**** Extracted entries ****
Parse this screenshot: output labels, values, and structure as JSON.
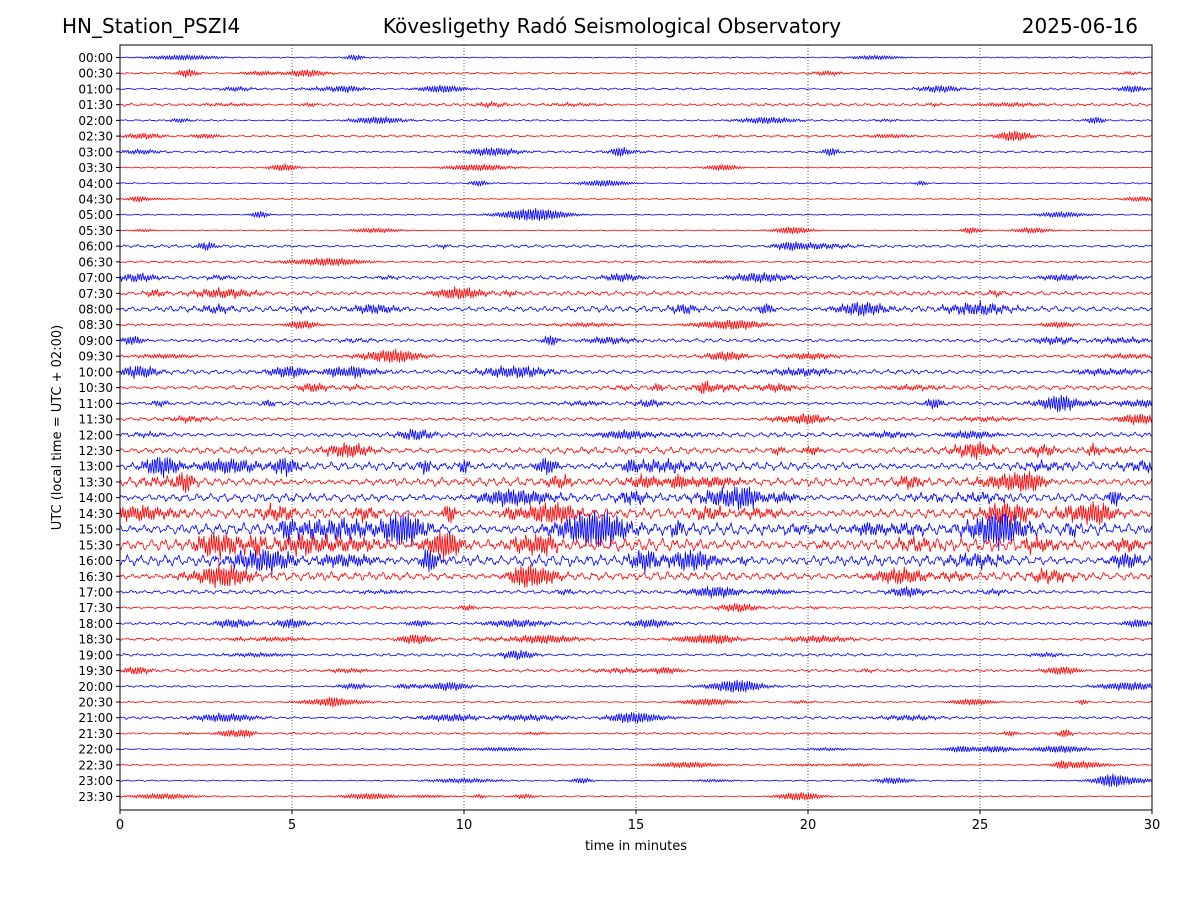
{
  "header": {
    "station": "HN_Station_PSZI4",
    "observatory": "Kövesligethy Radó Seismological Observatory",
    "date": "2025-06-16"
  },
  "chart_data": {
    "type": "line",
    "subtype": "helicorder",
    "title": "Kövesligethy Radó Seismological Observatory",
    "xlabel": "time in minutes",
    "ylabel": "UTC (local time = UTC + 02:00)",
    "xlim": [
      0,
      30
    ],
    "x_ticks": [
      0,
      5,
      10,
      15,
      20,
      25,
      30
    ],
    "x_grid": "dotted vertical lines at every 5 minutes",
    "row_labels": [
      "00:00",
      "00:30",
      "01:00",
      "01:30",
      "02:00",
      "02:30",
      "03:00",
      "03:30",
      "04:00",
      "04:30",
      "05:00",
      "05:30",
      "06:00",
      "06:30",
      "07:00",
      "07:30",
      "08:00",
      "08:30",
      "09:00",
      "09:30",
      "10:00",
      "10:30",
      "11:00",
      "11:30",
      "12:00",
      "12:30",
      "13:00",
      "13:30",
      "14:00",
      "14:30",
      "15:00",
      "15:30",
      "16:00",
      "16:30",
      "17:00",
      "17:30",
      "18:00",
      "18:30",
      "19:00",
      "19:30",
      "20:00",
      "20:30",
      "21:00",
      "21:30",
      "22:00",
      "22:30",
      "23:00",
      "23:30"
    ],
    "trace_colors": [
      "#0000ff",
      "#ff0000"
    ],
    "activity": [
      0.1,
      0.2,
      0.2,
      0.3,
      0.15,
      0.2,
      0.2,
      0.1,
      0.1,
      0.1,
      0.1,
      0.08,
      0.3,
      0.2,
      0.4,
      0.5,
      0.7,
      0.25,
      0.4,
      0.3,
      0.5,
      0.5,
      0.4,
      0.4,
      0.5,
      0.8,
      1.0,
      1.0,
      1.0,
      1.2,
      1.5,
      1.5,
      1.3,
      1.0,
      0.4,
      0.3,
      0.3,
      0.3,
      0.3,
      0.3,
      0.2,
      0.1,
      0.3,
      0.2,
      0.1,
      0.1,
      0.1,
      0.1
    ]
  }
}
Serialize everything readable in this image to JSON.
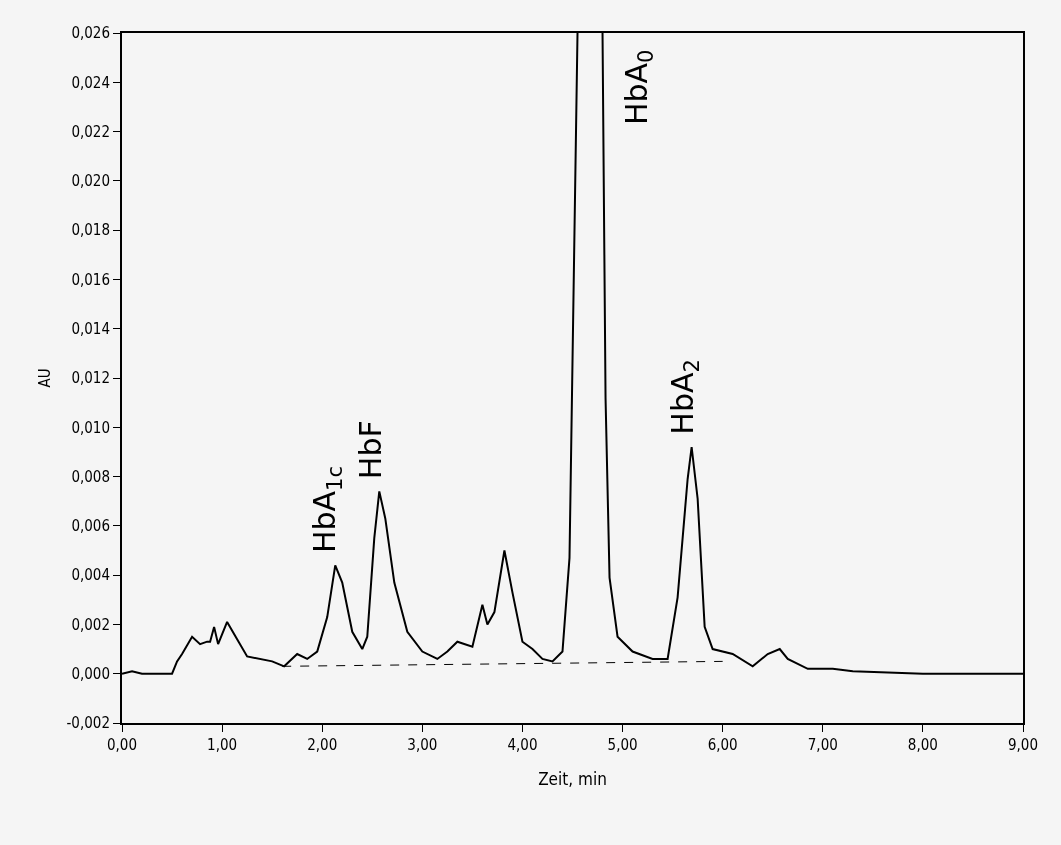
{
  "chart_data": {
    "type": "line",
    "xlabel": "Zeit, min",
    "ylabel": "AU",
    "xlim": [
      0,
      9
    ],
    "xticks": [
      {
        "value": 0,
        "label": "0,00"
      },
      {
        "value": 1,
        "label": "1,00"
      },
      {
        "value": 2,
        "label": "2,00"
      },
      {
        "value": 3,
        "label": "3,00"
      },
      {
        "value": 4,
        "label": "4,00"
      },
      {
        "value": 5,
        "label": "5,00"
      },
      {
        "value": 6,
        "label": "6,00"
      },
      {
        "value": 7,
        "label": "7,00"
      },
      {
        "value": 8,
        "label": "8,00"
      },
      {
        "value": 9,
        "label": "9,00"
      }
    ],
    "ylim": [
      -0.002,
      0.026
    ],
    "yticks": [
      {
        "value": -0.002,
        "label": "-0,002"
      },
      {
        "value": 0,
        "label": "0,000"
      },
      {
        "value": 0.002,
        "label": "0,002"
      },
      {
        "value": 0.004,
        "label": "0,004"
      },
      {
        "value": 0.006,
        "label": "0,006"
      },
      {
        "value": 0.008,
        "label": "0,008"
      },
      {
        "value": 0.01,
        "label": "0,010"
      },
      {
        "value": 0.012,
        "label": "0,012"
      },
      {
        "value": 0.014,
        "label": "0,014"
      },
      {
        "value": 0.016,
        "label": "0,016"
      },
      {
        "value": 0.018,
        "label": "0,018"
      },
      {
        "value": 0.02,
        "label": "0,020"
      },
      {
        "value": 0.022,
        "label": "0,022"
      },
      {
        "value": 0.024,
        "label": "0,024"
      },
      {
        "value": 0.026,
        "label": "0,026"
      }
    ],
    "grid": false,
    "marker": "none",
    "series": [
      {
        "color": "#000000",
        "line_style": "solid",
        "x": [
          0,
          0.1,
          0.2,
          0.5,
          0.55,
          0.6,
          0.7,
          0.78,
          0.85,
          0.88,
          0.92,
          0.96,
          1.05,
          1.15,
          1.25,
          1.5,
          1.62,
          1.75,
          1.85,
          1.95,
          2.05,
          2.13,
          2.2,
          2.3,
          2.4,
          2.45,
          2.52,
          2.57,
          2.63,
          2.72,
          2.85,
          3.0,
          3.15,
          3.25,
          3.35,
          3.5,
          3.6,
          3.65,
          3.72,
          3.82,
          3.9,
          4.0,
          4.1,
          4.2,
          4.3,
          4.4,
          4.47,
          4.55,
          4.7,
          4.8,
          4.83,
          4.87,
          4.95,
          5.1,
          5.3,
          5.45,
          5.55,
          5.65,
          5.69,
          5.75,
          5.82,
          5.9,
          6.1,
          6.3,
          6.45,
          6.57,
          6.65,
          6.85,
          7.1,
          7.3,
          8.0,
          9.0
        ],
        "values": [
          0,
          0.0001,
          0,
          0,
          0.0005,
          0.0008,
          0.0015,
          0.0012,
          0.0013,
          0.0013,
          0.0019,
          0.0012,
          0.0021,
          0.0014,
          0.0007,
          0.0005,
          0.0003,
          0.0008,
          0.0006,
          0.0009,
          0.0023,
          0.0044,
          0.0037,
          0.0017,
          0.001,
          0.0015,
          0.0055,
          0.0074,
          0.0063,
          0.0037,
          0.0017,
          0.0009,
          0.0006,
          0.0009,
          0.0013,
          0.0011,
          0.0028,
          0.002,
          0.0025,
          0.005,
          0.0033,
          0.0013,
          0.001,
          0.0006,
          0.0005,
          0.0009,
          0.0047,
          0.026,
          null,
          0.026,
          0.0112,
          0.0039,
          0.0015,
          0.0009,
          0.0006,
          0.0006,
          0.0031,
          0.0079,
          0.0092,
          0.0071,
          0.0019,
          0.001,
          0.0008,
          0.0003,
          0.0008,
          0.001,
          0.0006,
          0.0002,
          0.0002,
          0.0001,
          0,
          0
        ]
      },
      {
        "color": "#000000",
        "line_style": "dashed",
        "x": [
          1.6,
          6.0
        ],
        "values": [
          0.0003,
          0.0005
        ]
      }
    ],
    "annotations": [
      {
        "text": "HbA$_{1c}$",
        "x": 2.13,
        "y": 0.0044
      },
      {
        "text": "HbF",
        "x": 2.57,
        "y": 0.0074
      },
      {
        "text": "HbA$_{0}$",
        "x": 4.8,
        "y": 0.026
      },
      {
        "text": "HbA$_{2}$",
        "x": 5.69,
        "y": 0.0092
      }
    ]
  }
}
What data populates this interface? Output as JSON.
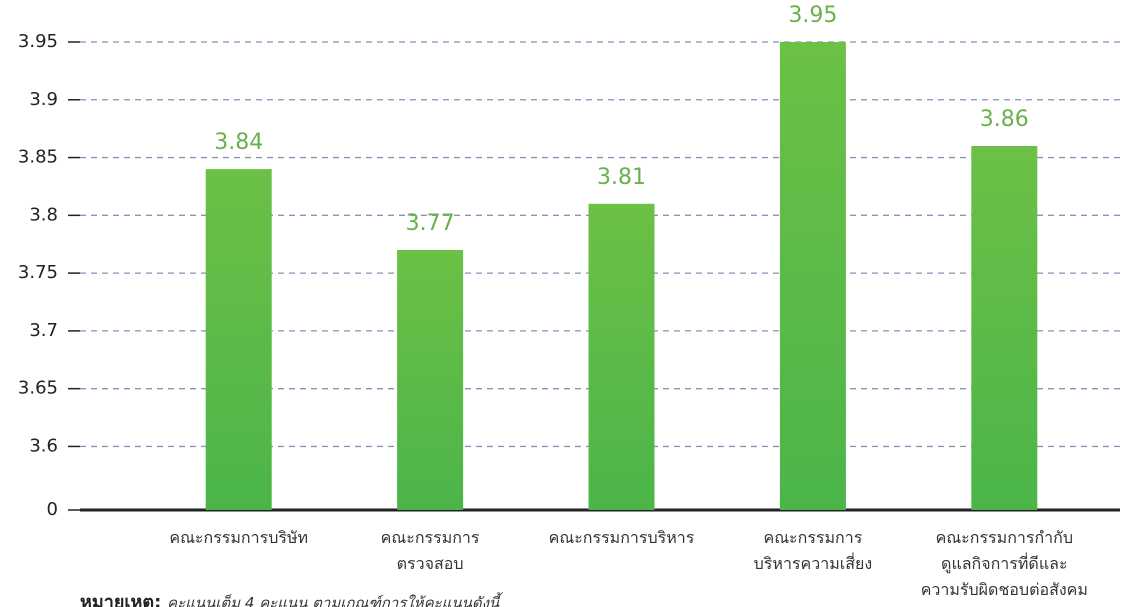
****
** Aim of the task **
Copy out every line of the material above exactly, skipping the pictures.

** Solved problem **
Parse this screenshot: output labels, values, and structure as JSON.
{
  "header": {
    "station": "HN_Station_PSZI4",
    "observatory": "Kövesligethy Radó Seismological Observatory",
    "date": "2025-06-16"
  },
  "chart_data": {
    "type": "line",
    "subtype": "helicorder",
    "title": "Kövesligethy Radó Seismological Observatory",
    "xlabel": "time in minutes",
    "ylabel": "UTC (local time = UTC + 02:00)",
    "xlim": [
      0,
      30
    ],
    "x_ticks": [
      0,
      5,
      10,
      15,
      20,
      25,
      30
    ],
    "x_grid": "dotted vertical lines at every 5 minutes",
    "row_labels": [
      "00:00",
      "00:30",
      "01:00",
      "01:30",
      "02:00",
      "02:30",
      "03:00",
      "03:30",
      "04:00",
      "04:30",
      "05:00",
      "05:30",
      "06:00",
      "06:30",
      "07:00",
      "07:30",
      "08:00",
      "08:30",
      "09:00",
      "09:30",
      "10:00",
      "10:30",
      "11:00",
      "11:30",
      "12:00",
      "12:30",
      "13:00",
      "13:30",
      "14:00",
      "14:30",
      "15:00",
      "15:30",
      "16:00",
      "16:30",
      "17:00",
      "17:30",
      "18:00",
      "18:30",
      "19:00",
      "19:30",
      "20:00",
      "20:30",
      "21:00",
      "21:30",
      "22:00",
      "22:30",
      "23:00",
      "23:30"
    ],
    "trace_colors": [
      "#0000ff",
      "#ff0000"
    ],
    "activity": [
      0.1,
      0.2,
      0.2,
      0.3,
      0.15,
      0.2,
      0.2,
      0.1,
      0.1,
      0.1,
      0.1,
      0.08,
      0.3,
      0.2,
      0.4,
      0.5,
      0.7,
      0.25,
      0.4,
      0.3,
      0.5,
      0.5,
      0.4,
      0.4,
      0.5,
      0.8,
      1.0,
      1.0,
      1.0,
      1.2,
      1.5,
      1.5,
      1.3,
      1.0,
      0.4,
      0.3,
      0.3,
      0.3,
      0.3,
      0.3,
      0.2,
      0.1,
      0.3,
      0.2,
      0.1,
      0.1,
      0.1,
      0.1
    ]
  }
}
Serialize everything readable in this image to JSON.
{
  "chart_data": {
    "type": "line",
    "xlabel": "Zeit, min",
    "ylabel": "AU",
    "xlim": [
      0,
      9
    ],
    "xticks": [
      {
        "value": 0,
        "label": "0,00"
      },
      {
        "value": 1,
        "label": "1,00"
      },
      {
        "value": 2,
        "label": "2,00"
      },
      {
        "value": 3,
        "label": "3,00"
      },
      {
        "value": 4,
        "label": "4,00"
      },
      {
        "value": 5,
        "label": "5,00"
      },
      {
        "value": 6,
        "label": "6,00"
      },
      {
        "value": 7,
        "label": "7,00"
      },
      {
        "value": 8,
        "label": "8,00"
      },
      {
        "value": 9,
        "label": "9,00"
      }
    ],
    "ylim": [
      -0.002,
      0.026
    ],
    "yticks": [
      {
        "value": -0.002,
        "label": "-0,002"
      },
      {
        "value": 0,
        "label": "0,000"
      },
      {
        "value": 0.002,
        "label": "0,002"
      },
      {
        "value": 0.004,
        "label": "0,004"
      },
      {
        "value": 0.006,
        "label": "0,006"
      },
      {
        "value": 0.008,
        "label": "0,008"
      },
      {
        "value": 0.01,
        "label": "0,010"
      },
      {
        "value": 0.012,
        "label": "0,012"
      },
      {
        "value": 0.014,
        "label": "0,014"
      },
      {
        "value": 0.016,
        "label": "0,016"
      },
      {
        "value": 0.018,
        "label": "0,018"
      },
      {
        "value": 0.02,
        "label": "0,020"
      },
      {
        "value": 0.022,
        "label": "0,022"
      },
      {
        "value": 0.024,
        "label": "0,024"
      },
      {
        "value": 0.026,
        "label": "0,026"
      }
    ],
    "grid": false,
    "marker": "none",
    "series": [
      {
        "color": "#000000",
        "line_style": "solid",
        "x": [
          0,
          0.1,
          0.2,
          0.5,
          0.55,
          0.6,
          0.7,
          0.78,
          0.85,
          0.88,
          0.92,
          0.96,
          1.05,
          1.15,
          1.25,
          1.5,
          1.62,
          1.75,
          1.85,
          1.95,
          2.05,
          2.13,
          2.2,
          2.3,
          2.4,
          2.45,
          2.52,
          2.57,
          2.63,
          2.72,
          2.85,
          3.0,
          3.15,
          3.25,
          3.35,
          3.5,
          3.6,
          3.65,
          3.72,
          3.82,
          3.9,
          4.0,
          4.1,
          4.2,
          4.3,
          4.4,
          4.47,
          4.55,
          4.7,
          4.8,
          4.83,
          4.87,
          4.95,
          5.1,
          5.3,
          5.45,
          5.55,
          5.65,
          5.69,
          5.75,
          5.82,
          5.9,
          6.1,
          6.3,
          6.45,
          6.57,
          6.65,
          6.85,
          7.1,
          7.3,
          8.0,
          9.0
        ],
        "values": [
          0,
          0.0001,
          0,
          0,
          0.0005,
          0.0008,
          0.0015,
          0.0012,
          0.0013,
          0.0013,
          0.0019,
          0.0012,
          0.0021,
          0.0014,
          0.0007,
          0.0005,
          0.0003,
          0.0008,
          0.0006,
          0.0009,
          0.0023,
          0.0044,
          0.0037,
          0.0017,
          0.001,
          0.0015,
          0.0055,
          0.0074,
          0.0063,
          0.0037,
          0.0017,
          0.0009,
          0.0006,
          0.0009,
          0.0013,
          0.0011,
          0.0028,
          0.002,
          0.0025,
          0.005,
          0.0033,
          0.0013,
          0.001,
          0.0006,
          0.0005,
          0.0009,
          0.0047,
          0.026,
          null,
          0.026,
          0.0112,
          0.0039,
          0.0015,
          0.0009,
          0.0006,
          0.0006,
          0.0031,
          0.0079,
          0.0092,
          0.0071,
          0.0019,
          0.001,
          0.0008,
          0.0003,
          0.0008,
          0.001,
          0.0006,
          0.0002,
          0.0002,
          0.0001,
          0,
          0
        ]
      },
      {
        "color": "#000000",
        "line_style": "dashed",
        "x": [
          1.6,
          6.0
        ],
        "values": [
          0.0003,
          0.0005
        ]
      }
    ],
    "annotations": [
      {
        "text": "HbA$_{1c}$",
        "x": 2.13,
        "y": 0.0044
      },
      {
        "text": "HbF",
        "x": 2.57,
        "y": 0.0074
      },
      {
        "text": "HbA$_{0}$",
        "x": 4.8,
        "y": 0.026
      },
      {
        "text": "HbA$_{2}$",
        "x": 5.69,
        "y": 0.0092
      }
    ]
  }
}
What data populates this interface? Output as JSON.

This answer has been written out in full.